**Set exercise:** Each entry below is to be transcribed exactly.

**Data listing:**

════════════════════

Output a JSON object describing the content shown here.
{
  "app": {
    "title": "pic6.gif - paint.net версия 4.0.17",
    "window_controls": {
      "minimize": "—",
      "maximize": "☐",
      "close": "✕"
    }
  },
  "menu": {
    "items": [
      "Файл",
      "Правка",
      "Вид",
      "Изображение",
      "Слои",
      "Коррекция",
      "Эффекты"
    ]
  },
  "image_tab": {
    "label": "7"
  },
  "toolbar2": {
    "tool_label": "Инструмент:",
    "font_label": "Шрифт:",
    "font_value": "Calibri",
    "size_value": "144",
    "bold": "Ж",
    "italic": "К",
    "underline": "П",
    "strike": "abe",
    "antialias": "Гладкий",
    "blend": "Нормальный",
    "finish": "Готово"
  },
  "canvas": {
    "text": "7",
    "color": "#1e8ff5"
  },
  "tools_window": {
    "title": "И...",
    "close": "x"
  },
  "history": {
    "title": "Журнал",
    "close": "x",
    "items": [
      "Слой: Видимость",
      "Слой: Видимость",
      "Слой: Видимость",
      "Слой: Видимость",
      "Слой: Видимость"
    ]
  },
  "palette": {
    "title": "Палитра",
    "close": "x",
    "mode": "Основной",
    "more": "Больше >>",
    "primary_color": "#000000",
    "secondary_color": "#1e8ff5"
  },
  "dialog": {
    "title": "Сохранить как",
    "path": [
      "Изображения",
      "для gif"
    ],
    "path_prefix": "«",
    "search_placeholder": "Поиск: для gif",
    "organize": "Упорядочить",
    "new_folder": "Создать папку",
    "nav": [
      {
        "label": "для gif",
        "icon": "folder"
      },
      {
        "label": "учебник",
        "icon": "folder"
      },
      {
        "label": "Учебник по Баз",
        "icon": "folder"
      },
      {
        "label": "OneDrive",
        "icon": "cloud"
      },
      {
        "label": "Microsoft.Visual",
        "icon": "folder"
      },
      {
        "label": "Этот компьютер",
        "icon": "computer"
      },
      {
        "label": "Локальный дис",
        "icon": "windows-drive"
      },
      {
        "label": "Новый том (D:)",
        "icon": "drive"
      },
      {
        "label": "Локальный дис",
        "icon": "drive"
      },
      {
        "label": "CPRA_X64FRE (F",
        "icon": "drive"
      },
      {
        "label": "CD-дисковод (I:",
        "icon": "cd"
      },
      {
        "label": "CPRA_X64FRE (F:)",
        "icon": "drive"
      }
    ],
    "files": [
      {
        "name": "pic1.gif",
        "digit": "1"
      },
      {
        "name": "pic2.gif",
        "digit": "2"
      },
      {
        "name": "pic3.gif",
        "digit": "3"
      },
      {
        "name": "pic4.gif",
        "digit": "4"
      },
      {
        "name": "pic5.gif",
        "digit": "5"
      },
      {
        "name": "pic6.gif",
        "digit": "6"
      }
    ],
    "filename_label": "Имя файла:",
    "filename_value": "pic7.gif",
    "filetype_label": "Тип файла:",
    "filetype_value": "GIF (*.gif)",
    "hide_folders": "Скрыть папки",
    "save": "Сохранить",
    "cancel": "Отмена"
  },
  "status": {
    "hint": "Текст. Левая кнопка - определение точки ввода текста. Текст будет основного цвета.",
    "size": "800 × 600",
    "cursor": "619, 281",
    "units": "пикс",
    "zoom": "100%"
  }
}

════════════════════

**Exercise solution:**
Output a JSON object describing the content shown here.
{
  "app": {
    "title": "pic6.gif - paint.net версия 4.0.17",
    "window_controls": {
      "minimize": "—",
      "maximize": "☐",
      "close": "✕"
    }
  },
  "menu": {
    "items": [
      "Файл",
      "Правка",
      "Вид",
      "Изображение",
      "Слои",
      "Коррекция",
      "Эффекты"
    ]
  },
  "image_tab": {
    "label": "7"
  },
  "toolbar2": {
    "tool_label": "Инструмент:",
    "font_label": "Шрифт:",
    "font_value": "Calibri",
    "size_value": "144",
    "bold": "Ж",
    "italic": "К",
    "underline": "П",
    "strike": "abe",
    "antialias": "Гладкий",
    "blend": "Нормальный",
    "finish": "Готово"
  },
  "canvas": {
    "text": "7",
    "color": "#1e8ff5"
  },
  "tools_window": {
    "title": "И...",
    "close": "x"
  },
  "history": {
    "title": "Журнал",
    "close": "x",
    "items": [
      "Слой: Видимость",
      "Слой: Видимость",
      "Слой: Видимость",
      "Слой: Видимость",
      "Слой: Видимость"
    ]
  },
  "palette": {
    "title": "Палитра",
    "close": "x",
    "mode": "Основной",
    "more": "Больше >>",
    "primary_color": "#000000",
    "secondary_color": "#1e8ff5"
  },
  "dialog": {
    "title": "Сохранить как",
    "path": [
      "Изображения",
      "для gif"
    ],
    "path_prefix": "«",
    "search_placeholder": "Поиск: для gif",
    "organize": "Упорядочить",
    "new_folder": "Создать папку",
    "nav": [
      {
        "label": "для gif",
        "icon": "folder"
      },
      {
        "label": "учебник",
        "icon": "folder"
      },
      {
        "label": "Учебник по Баз",
        "icon": "folder"
      },
      {
        "label": "OneDrive",
        "icon": "cloud"
      },
      {
        "label": "Microsoft.Visual",
        "icon": "folder"
      },
      {
        "label": "Этот компьютер",
        "icon": "computer"
      },
      {
        "label": "Локальный дис",
        "icon": "windows-drive"
      },
      {
        "label": "Новый том (D:)",
        "icon": "drive"
      },
      {
        "label": "Локальный дис",
        "icon": "drive"
      },
      {
        "label": "CPRA_X64FRE (F",
        "icon": "drive"
      },
      {
        "label": "CD-дисковод (I:",
        "icon": "cd"
      },
      {
        "label": "CPRA_X64FRE (F:)",
        "icon": "drive"
      }
    ],
    "files": [
      {
        "name": "pic1.gif",
        "digit": "1"
      },
      {
        "name": "pic2.gif",
        "digit": "2"
      },
      {
        "name": "pic3.gif",
        "digit": "3"
      },
      {
        "name": "pic4.gif",
        "digit": "4"
      },
      {
        "name": "pic5.gif",
        "digit": "5"
      },
      {
        "name": "pic6.gif",
        "digit": "6"
      }
    ],
    "filename_label": "Имя файла:",
    "filename_value": "pic7.gif",
    "filetype_label": "Тип файла:",
    "filetype_value": "GIF (*.gif)",
    "hide_folders": "Скрыть папки",
    "save": "Сохранить",
    "cancel": "Отмена"
  },
  "status": {
    "hint": "Текст. Левая кнопка - определение точки ввода текста. Текст будет основного цвета.",
    "size": "800 × 600",
    "cursor": "619, 281",
    "units": "пикс",
    "zoom": "100%"
  }
}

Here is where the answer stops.